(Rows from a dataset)
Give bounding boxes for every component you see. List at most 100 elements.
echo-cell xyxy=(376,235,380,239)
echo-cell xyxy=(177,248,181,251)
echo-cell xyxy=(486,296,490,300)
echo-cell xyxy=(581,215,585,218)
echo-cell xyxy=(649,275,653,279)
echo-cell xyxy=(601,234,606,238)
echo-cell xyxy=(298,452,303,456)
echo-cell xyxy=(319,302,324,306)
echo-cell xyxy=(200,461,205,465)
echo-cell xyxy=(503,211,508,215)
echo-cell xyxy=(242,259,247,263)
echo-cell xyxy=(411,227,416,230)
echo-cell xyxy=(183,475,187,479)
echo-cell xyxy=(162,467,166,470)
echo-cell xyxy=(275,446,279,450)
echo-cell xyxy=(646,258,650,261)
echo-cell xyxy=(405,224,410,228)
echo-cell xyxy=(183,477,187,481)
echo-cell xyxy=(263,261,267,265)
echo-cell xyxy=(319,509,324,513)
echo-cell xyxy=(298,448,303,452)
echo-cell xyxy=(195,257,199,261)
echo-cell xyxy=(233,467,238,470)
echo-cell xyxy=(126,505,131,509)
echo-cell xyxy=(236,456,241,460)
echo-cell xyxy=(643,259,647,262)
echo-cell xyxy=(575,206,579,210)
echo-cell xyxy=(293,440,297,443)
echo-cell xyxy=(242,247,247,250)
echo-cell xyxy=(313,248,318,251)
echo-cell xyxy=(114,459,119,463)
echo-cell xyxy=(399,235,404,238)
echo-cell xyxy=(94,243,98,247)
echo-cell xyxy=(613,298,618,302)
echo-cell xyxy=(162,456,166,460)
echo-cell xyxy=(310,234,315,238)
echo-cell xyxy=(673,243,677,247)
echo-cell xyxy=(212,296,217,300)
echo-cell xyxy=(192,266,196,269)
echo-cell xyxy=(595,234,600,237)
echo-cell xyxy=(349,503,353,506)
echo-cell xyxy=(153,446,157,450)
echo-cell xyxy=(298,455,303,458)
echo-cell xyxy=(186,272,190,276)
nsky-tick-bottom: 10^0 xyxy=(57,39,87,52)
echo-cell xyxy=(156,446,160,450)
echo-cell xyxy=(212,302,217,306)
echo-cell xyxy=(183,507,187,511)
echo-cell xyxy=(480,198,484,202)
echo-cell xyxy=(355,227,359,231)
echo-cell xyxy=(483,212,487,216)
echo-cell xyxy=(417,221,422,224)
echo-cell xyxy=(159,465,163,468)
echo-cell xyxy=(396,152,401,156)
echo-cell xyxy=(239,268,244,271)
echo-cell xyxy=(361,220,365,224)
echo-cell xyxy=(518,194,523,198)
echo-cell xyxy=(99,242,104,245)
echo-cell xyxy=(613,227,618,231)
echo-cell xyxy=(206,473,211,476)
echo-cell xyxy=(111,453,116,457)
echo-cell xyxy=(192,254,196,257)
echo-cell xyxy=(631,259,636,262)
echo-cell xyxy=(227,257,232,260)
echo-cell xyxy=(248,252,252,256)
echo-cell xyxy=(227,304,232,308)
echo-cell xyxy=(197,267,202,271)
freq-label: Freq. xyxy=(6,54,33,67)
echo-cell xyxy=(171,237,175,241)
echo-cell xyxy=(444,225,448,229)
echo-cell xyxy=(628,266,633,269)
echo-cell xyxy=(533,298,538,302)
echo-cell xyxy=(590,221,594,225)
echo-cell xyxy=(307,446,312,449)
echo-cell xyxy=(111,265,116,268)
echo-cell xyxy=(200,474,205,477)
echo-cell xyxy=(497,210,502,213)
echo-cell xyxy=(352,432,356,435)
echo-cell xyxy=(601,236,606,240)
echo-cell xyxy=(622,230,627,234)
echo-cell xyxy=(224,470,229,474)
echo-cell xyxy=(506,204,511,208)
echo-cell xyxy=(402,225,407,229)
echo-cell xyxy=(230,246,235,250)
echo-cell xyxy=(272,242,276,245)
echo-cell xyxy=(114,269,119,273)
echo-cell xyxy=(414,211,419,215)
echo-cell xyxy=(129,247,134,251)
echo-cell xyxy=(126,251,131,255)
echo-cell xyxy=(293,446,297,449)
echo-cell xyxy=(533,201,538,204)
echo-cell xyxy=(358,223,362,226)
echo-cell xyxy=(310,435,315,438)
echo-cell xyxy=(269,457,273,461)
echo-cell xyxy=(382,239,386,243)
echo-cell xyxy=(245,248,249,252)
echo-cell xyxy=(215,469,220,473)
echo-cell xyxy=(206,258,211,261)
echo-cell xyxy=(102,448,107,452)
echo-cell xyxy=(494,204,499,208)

OBJECTIVE: Arrange every line of the entries above as a numbered list, omitting any blank lines.

ANSWER IN FULL:
1. Give bounding boxes for every component you see. List at most 100 elements.
2. echo-cell xyxy=(376,235,380,239)
3. echo-cell xyxy=(177,248,181,251)
4. echo-cell xyxy=(486,296,490,300)
5. echo-cell xyxy=(581,215,585,218)
6. echo-cell xyxy=(649,275,653,279)
7. echo-cell xyxy=(601,234,606,238)
8. echo-cell xyxy=(298,452,303,456)
9. echo-cell xyxy=(319,302,324,306)
10. echo-cell xyxy=(200,461,205,465)
11. echo-cell xyxy=(503,211,508,215)
12. echo-cell xyxy=(242,259,247,263)
13. echo-cell xyxy=(411,227,416,230)
14. echo-cell xyxy=(183,475,187,479)
15. echo-cell xyxy=(162,467,166,470)
16. echo-cell xyxy=(275,446,279,450)
17. echo-cell xyxy=(646,258,650,261)
18. echo-cell xyxy=(405,224,410,228)
19. echo-cell xyxy=(183,477,187,481)
20. echo-cell xyxy=(263,261,267,265)
21. echo-cell xyxy=(319,509,324,513)
22. echo-cell xyxy=(298,448,303,452)
23. echo-cell xyxy=(195,257,199,261)
24. echo-cell xyxy=(233,467,238,470)
25. echo-cell xyxy=(126,505,131,509)
26. echo-cell xyxy=(236,456,241,460)
27. echo-cell xyxy=(643,259,647,262)
28. echo-cell xyxy=(575,206,579,210)
29. echo-cell xyxy=(293,440,297,443)
30. echo-cell xyxy=(242,247,247,250)
31. echo-cell xyxy=(313,248,318,251)
32. echo-cell xyxy=(114,459,119,463)
33. echo-cell xyxy=(399,235,404,238)
34. echo-cell xyxy=(94,243,98,247)
35. echo-cell xyxy=(613,298,618,302)
36. echo-cell xyxy=(162,456,166,460)
37. echo-cell xyxy=(310,234,315,238)
38. echo-cell xyxy=(673,243,677,247)
39. echo-cell xyxy=(212,296,217,300)
40. echo-cell xyxy=(192,266,196,269)
41. echo-cell xyxy=(595,234,600,237)
42. echo-cell xyxy=(349,503,353,506)
43. echo-cell xyxy=(153,446,157,450)
44. echo-cell xyxy=(298,455,303,458)
45. echo-cell xyxy=(186,272,190,276)
46. nsky-tick-bottom: 10^0 xyxy=(57,39,87,52)
47. echo-cell xyxy=(156,446,160,450)
48. echo-cell xyxy=(212,302,217,306)
49. echo-cell xyxy=(183,507,187,511)
50. echo-cell xyxy=(480,198,484,202)
51. echo-cell xyxy=(355,227,359,231)
52. echo-cell xyxy=(483,212,487,216)
53. echo-cell xyxy=(417,221,422,224)
54. echo-cell xyxy=(159,465,163,468)
55. echo-cell xyxy=(396,152,401,156)
56. echo-cell xyxy=(239,268,244,271)
57. echo-cell xyxy=(361,220,365,224)
58. echo-cell xyxy=(518,194,523,198)
59. echo-cell xyxy=(99,242,104,245)
60. echo-cell xyxy=(613,227,618,231)
61. echo-cell xyxy=(206,473,211,476)
62. echo-cell xyxy=(111,453,116,457)
63. echo-cell xyxy=(192,254,196,257)
64. echo-cell xyxy=(631,259,636,262)
65. echo-cell xyxy=(227,257,232,260)
66. echo-cell xyxy=(248,252,252,256)
67. echo-cell xyxy=(227,304,232,308)
68. echo-cell xyxy=(197,267,202,271)
69. freq-label: Freq. xyxy=(6,54,33,67)
70. echo-cell xyxy=(171,237,175,241)
71. echo-cell xyxy=(444,225,448,229)
72. echo-cell xyxy=(628,266,633,269)
73. echo-cell xyxy=(533,298,538,302)
74. echo-cell xyxy=(590,221,594,225)
75. echo-cell xyxy=(307,446,312,449)
76. echo-cell xyxy=(111,265,116,268)
77. echo-cell xyxy=(200,474,205,477)
78. echo-cell xyxy=(497,210,502,213)
79. echo-cell xyxy=(352,432,356,435)
80. echo-cell xyxy=(601,236,606,240)
81. echo-cell xyxy=(622,230,627,234)
82. echo-cell xyxy=(224,470,229,474)
83. echo-cell xyxy=(506,204,511,208)
84. echo-cell xyxy=(402,225,407,229)
85. echo-cell xyxy=(230,246,235,250)
86. echo-cell xyxy=(272,242,276,245)
87. echo-cell xyxy=(114,269,119,273)
88. echo-cell xyxy=(414,211,419,215)
89. echo-cell xyxy=(129,247,134,251)
90. echo-cell xyxy=(126,251,131,255)
91. echo-cell xyxy=(293,446,297,449)
92. echo-cell xyxy=(533,201,538,204)
93. echo-cell xyxy=(358,223,362,226)
94. echo-cell xyxy=(310,435,315,438)
95. echo-cell xyxy=(269,457,273,461)
96. echo-cell xyxy=(382,239,386,243)
97. echo-cell xyxy=(245,248,249,252)
98. echo-cell xyxy=(215,469,220,473)
99. echo-cell xyxy=(206,258,211,261)
100. echo-cell xyxy=(102,448,107,452)
101. echo-cell xyxy=(494,204,499,208)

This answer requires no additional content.